** START OF ENTRIES **

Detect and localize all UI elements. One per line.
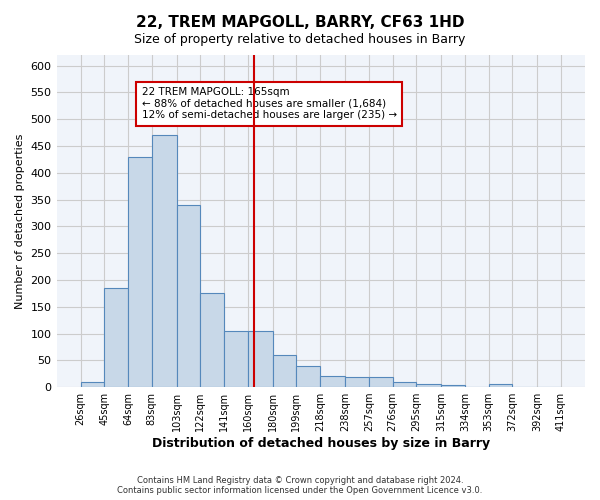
Bar	[488, 384, 512, 387]
Bar	[345, 378, 369, 387]
Text: Contains HM Land Registry data © Crown copyright and database right 2024.
Contai: Contains HM Land Registry data © Crown c…	[118, 476, 482, 495]
Bar	[80, 382, 104, 387]
Bar	[128, 157, 152, 387]
Text: 22 TREM MAPGOLL: 165sqm
← 88% of detached houses are smaller (1,684)
12% of semi: 22 TREM MAPGOLL: 165sqm ← 88% of detache…	[142, 87, 397, 120]
Bar	[416, 384, 441, 387]
Bar	[200, 294, 224, 387]
Bar	[104, 288, 128, 387]
Bar	[176, 205, 200, 387]
Bar	[465, 386, 488, 387]
Bar	[441, 386, 465, 387]
Bar	[320, 376, 345, 387]
Bar	[273, 355, 296, 387]
Bar	[392, 382, 416, 387]
Bar	[537, 386, 561, 387]
Text: 22, TREM MAPGOLL, BARRY, CF63 1HD: 22, TREM MAPGOLL, BARRY, CF63 1HD	[136, 15, 464, 30]
Bar	[369, 378, 392, 387]
Bar	[224, 331, 248, 387]
Y-axis label: Number of detached properties: Number of detached properties	[15, 134, 25, 308]
Bar	[512, 386, 537, 387]
Bar	[296, 366, 320, 387]
Bar	[152, 136, 176, 387]
Bar	[248, 331, 273, 387]
X-axis label: Distribution of detached houses by size in Barry: Distribution of detached houses by size …	[152, 437, 490, 450]
Text: Size of property relative to detached houses in Barry: Size of property relative to detached ho…	[134, 32, 466, 46]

** END OF ENTRIES **

EXERCISE:
Copy every line of the data above word for word, but leave out the picture.

EXERCISE RESULT:
Detect and localize all UI elements. One per line.
Bar	[488, 384, 512, 387]
Bar	[345, 378, 369, 387]
Text: Contains HM Land Registry data © Crown copyright and database right 2024.
Contai: Contains HM Land Registry data © Crown c…	[118, 476, 482, 495]
Bar	[80, 382, 104, 387]
Bar	[128, 157, 152, 387]
Text: 22 TREM MAPGOLL: 165sqm
← 88% of detached houses are smaller (1,684)
12% of semi: 22 TREM MAPGOLL: 165sqm ← 88% of detache…	[142, 87, 397, 120]
Bar	[416, 384, 441, 387]
Bar	[200, 294, 224, 387]
Bar	[104, 288, 128, 387]
Bar	[176, 205, 200, 387]
Bar	[465, 386, 488, 387]
Bar	[441, 386, 465, 387]
Bar	[320, 376, 345, 387]
Bar	[273, 355, 296, 387]
Bar	[392, 382, 416, 387]
Bar	[537, 386, 561, 387]
Text: 22, TREM MAPGOLL, BARRY, CF63 1HD: 22, TREM MAPGOLL, BARRY, CF63 1HD	[136, 15, 464, 30]
Bar	[369, 378, 392, 387]
Bar	[224, 331, 248, 387]
Y-axis label: Number of detached properties: Number of detached properties	[15, 134, 25, 308]
Bar	[512, 386, 537, 387]
Bar	[296, 366, 320, 387]
Bar	[152, 136, 176, 387]
Bar	[248, 331, 273, 387]
X-axis label: Distribution of detached houses by size in Barry: Distribution of detached houses by size …	[152, 437, 490, 450]
Text: Size of property relative to detached houses in Barry: Size of property relative to detached ho…	[134, 32, 466, 46]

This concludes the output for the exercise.